WHAT IS ASKED.
Gather all lines in the data that hold the string "electricity".

RECORD SET.
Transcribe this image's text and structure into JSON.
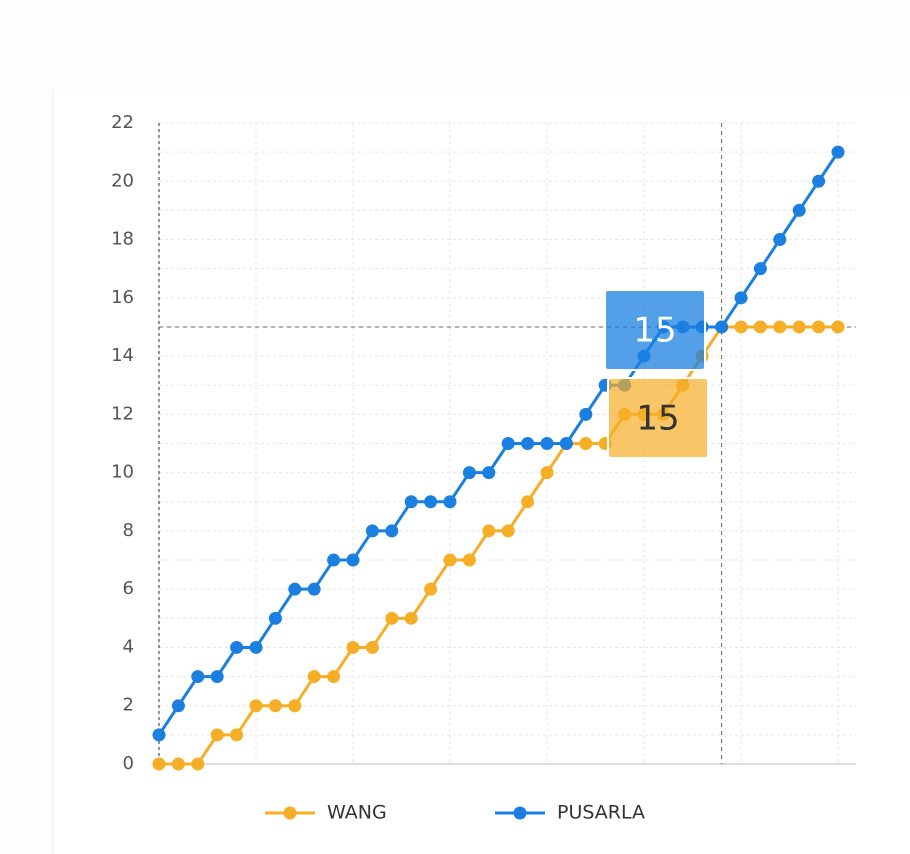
{
  "chart_data": {
    "type": "line",
    "categories": [
      null,
      null,
      null,
      null,
      null,
      null,
      null,
      null,
      null,
      null,
      null,
      null,
      null,
      null,
      null,
      null,
      null,
      null,
      null,
      null,
      null,
      null,
      null,
      null,
      null,
      null,
      null,
      null,
      null,
      null,
      null,
      null,
      null,
      null,
      null,
      null
    ],
    "series": [
      {
        "name": "WANG",
        "color": "#f5ae25",
        "values": [
          0,
          0,
          0,
          1,
          1,
          2,
          2,
          2,
          3,
          3,
          4,
          4,
          5,
          5,
          6,
          7,
          7,
          8,
          8,
          9,
          10,
          11,
          11,
          11,
          12,
          12,
          12,
          13,
          14,
          15,
          15,
          15,
          15,
          15,
          15,
          15
        ]
      },
      {
        "name": "PUSARLA",
        "color": "#1a7fe0",
        "values": [
          1,
          2,
          3,
          3,
          4,
          4,
          5,
          6,
          6,
          7,
          7,
          8,
          8,
          9,
          9,
          9,
          10,
          10,
          11,
          11,
          11,
          11,
          12,
          13,
          13,
          14,
          15,
          15,
          15,
          15,
          16,
          17,
          18,
          19,
          20,
          21
        ]
      }
    ],
    "ylim": [
      0,
      22
    ],
    "yticks": [
      0,
      2,
      4,
      6,
      8,
      10,
      12,
      14,
      16,
      18,
      20,
      22
    ],
    "grid": true
  }
}
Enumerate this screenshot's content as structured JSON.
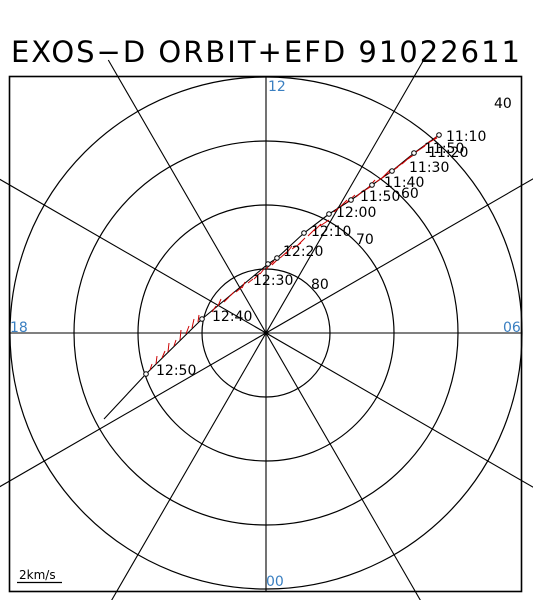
{
  "title": "EXOS−D ORBIT+EFD 91022611",
  "colors": {
    "frame": "#000000",
    "grid": "#000000",
    "orbit": "#000000",
    "efd_vectors": "#cc0000",
    "mlt_labels": "#3a7fc1"
  },
  "mlt_labels": {
    "top": "12",
    "left": "18",
    "right": "06",
    "bottom": "00"
  },
  "latitude_labels": [
    "40",
    "60",
    "70",
    "80"
  ],
  "time_labels": [
    "11:10",
    "11:20",
    "11:30",
    "11:40",
    "11:50",
    "12:00",
    "12:10",
    "12:20",
    "12:30",
    "12:40",
    "12:50"
  ],
  "time_labels_overlap": "11:50",
  "scale_label": "2km/s",
  "icons": {
    "orbit-markers": "open-circle"
  }
}
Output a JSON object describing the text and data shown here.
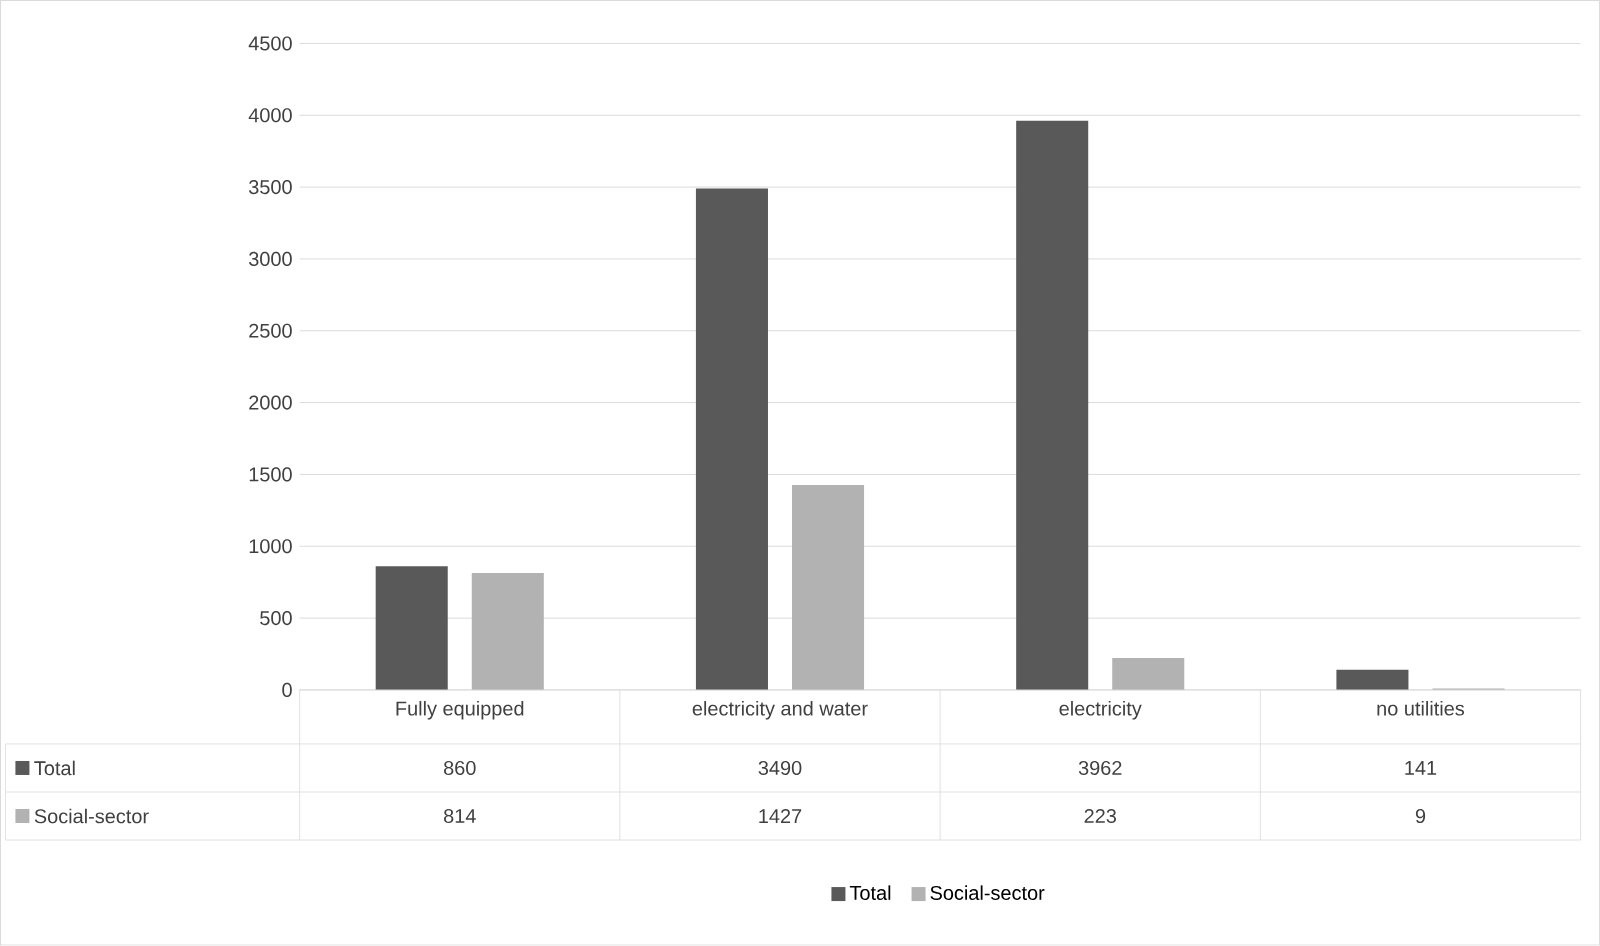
{
  "chart_data": {
    "type": "bar",
    "categories": [
      "Fully equipped",
      "electricity and water",
      "electricity",
      "no utilities"
    ],
    "series": [
      {
        "name": "Total",
        "color": "#595959",
        "values": [
          860,
          3490,
          3962,
          141
        ]
      },
      {
        "name": "Social-sector",
        "color": "#b2b2b2",
        "values": [
          814,
          1427,
          223,
          9
        ]
      }
    ],
    "ylim": [
      0,
      4500
    ],
    "yticks": [
      0,
      500,
      1000,
      1500,
      2000,
      2500,
      3000,
      3500,
      4000,
      4500
    ],
    "grid": "y",
    "legend": "bottom",
    "data_labels": true
  }
}
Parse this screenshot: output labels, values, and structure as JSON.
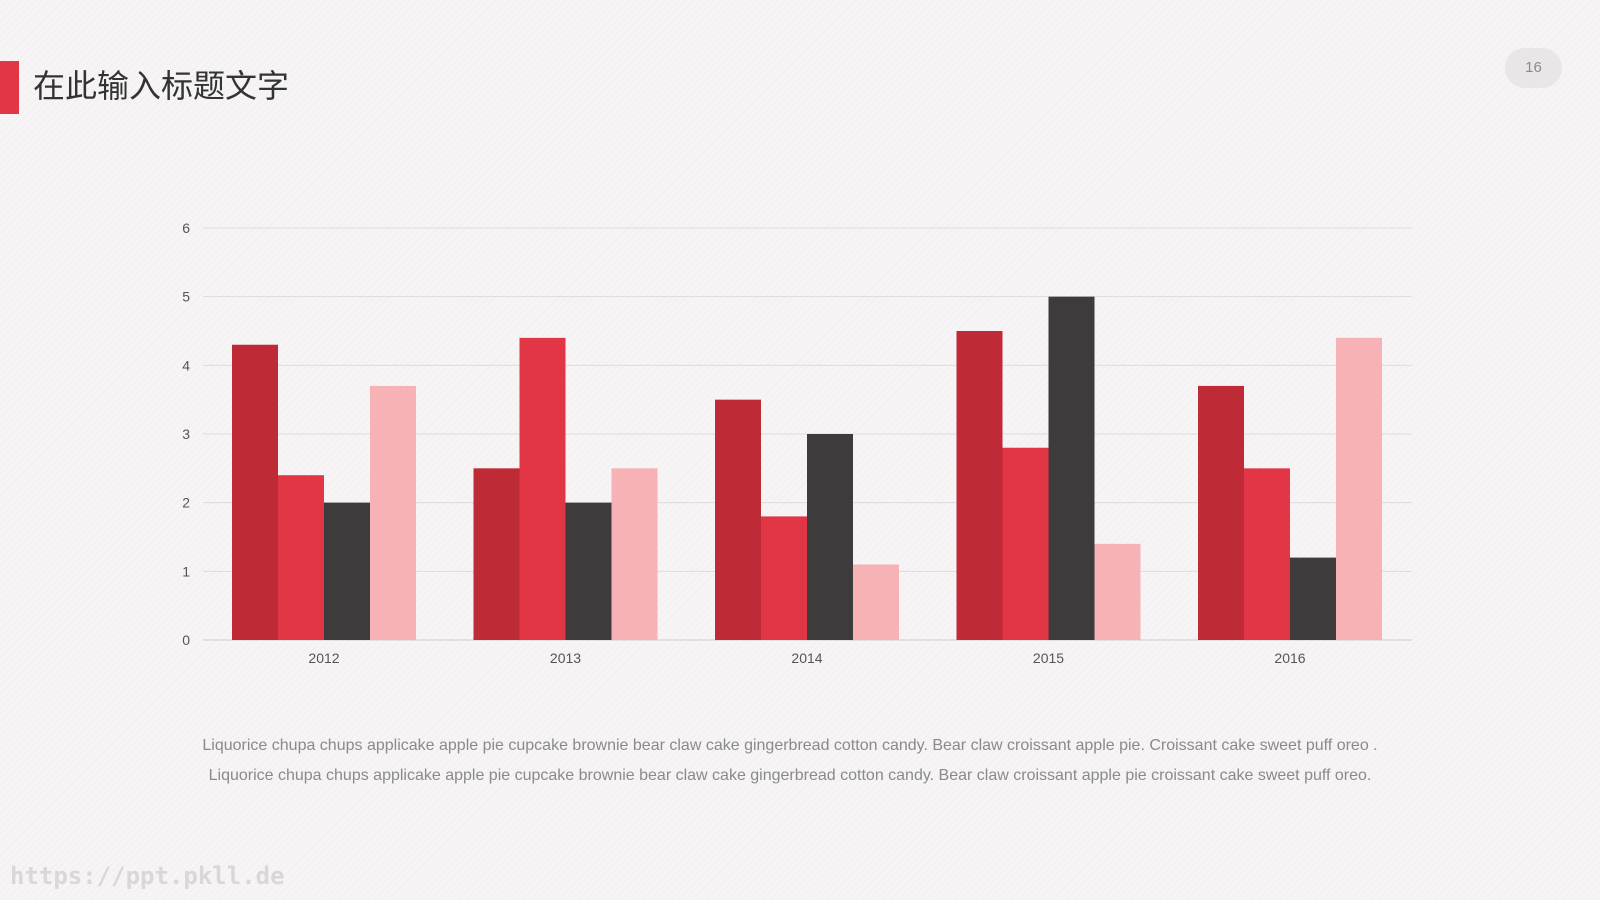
{
  "header": {
    "title": "在此输入标题文字",
    "page_number": "16"
  },
  "colors": {
    "accent": "#e23646",
    "series": [
      "#bf2a37",
      "#e23646",
      "#3d3b3c",
      "#f6b2b4"
    ]
  },
  "chart_data": {
    "type": "bar",
    "categories": [
      "2012",
      "2013",
      "2014",
      "2015",
      "2016"
    ],
    "series": [
      {
        "values": [
          4.3,
          2.5,
          3.5,
          4.5,
          3.7
        ]
      },
      {
        "values": [
          2.4,
          4.4,
          1.8,
          2.8,
          2.5
        ]
      },
      {
        "values": [
          2.0,
          2.0,
          3.0,
          5.0,
          1.2
        ]
      },
      {
        "values": [
          3.7,
          2.5,
          1.1,
          1.4,
          4.4
        ]
      }
    ],
    "ylim": [
      0,
      6
    ],
    "yticks": [
      0,
      1,
      2,
      3,
      4,
      5,
      6
    ],
    "grid": true,
    "legend": "none"
  },
  "captions": [
    "Liquorice chupa chups applicake apple pie cupcake brownie bear claw  cake gingerbread cotton candy. Bear claw croissant apple pie. Croissant cake sweet puff oreo .",
    "Liquorice chupa chups applicake apple pie cupcake brownie bear claw  cake gingerbread cotton candy. Bear claw croissant apple pie croissant cake sweet puff oreo."
  ],
  "watermark": "https://ppt.pkll.de"
}
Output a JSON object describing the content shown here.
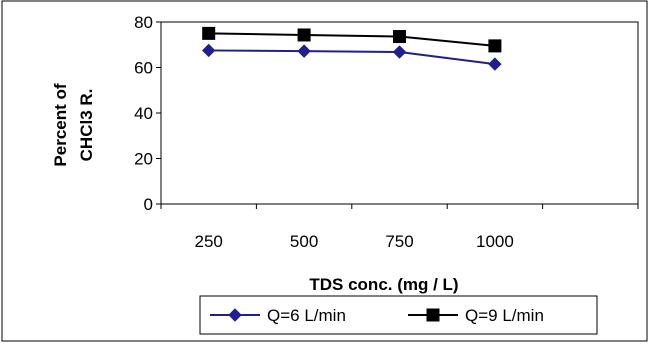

RESULT FOR THIS TASK.
      "electricity and water",
      "electricity",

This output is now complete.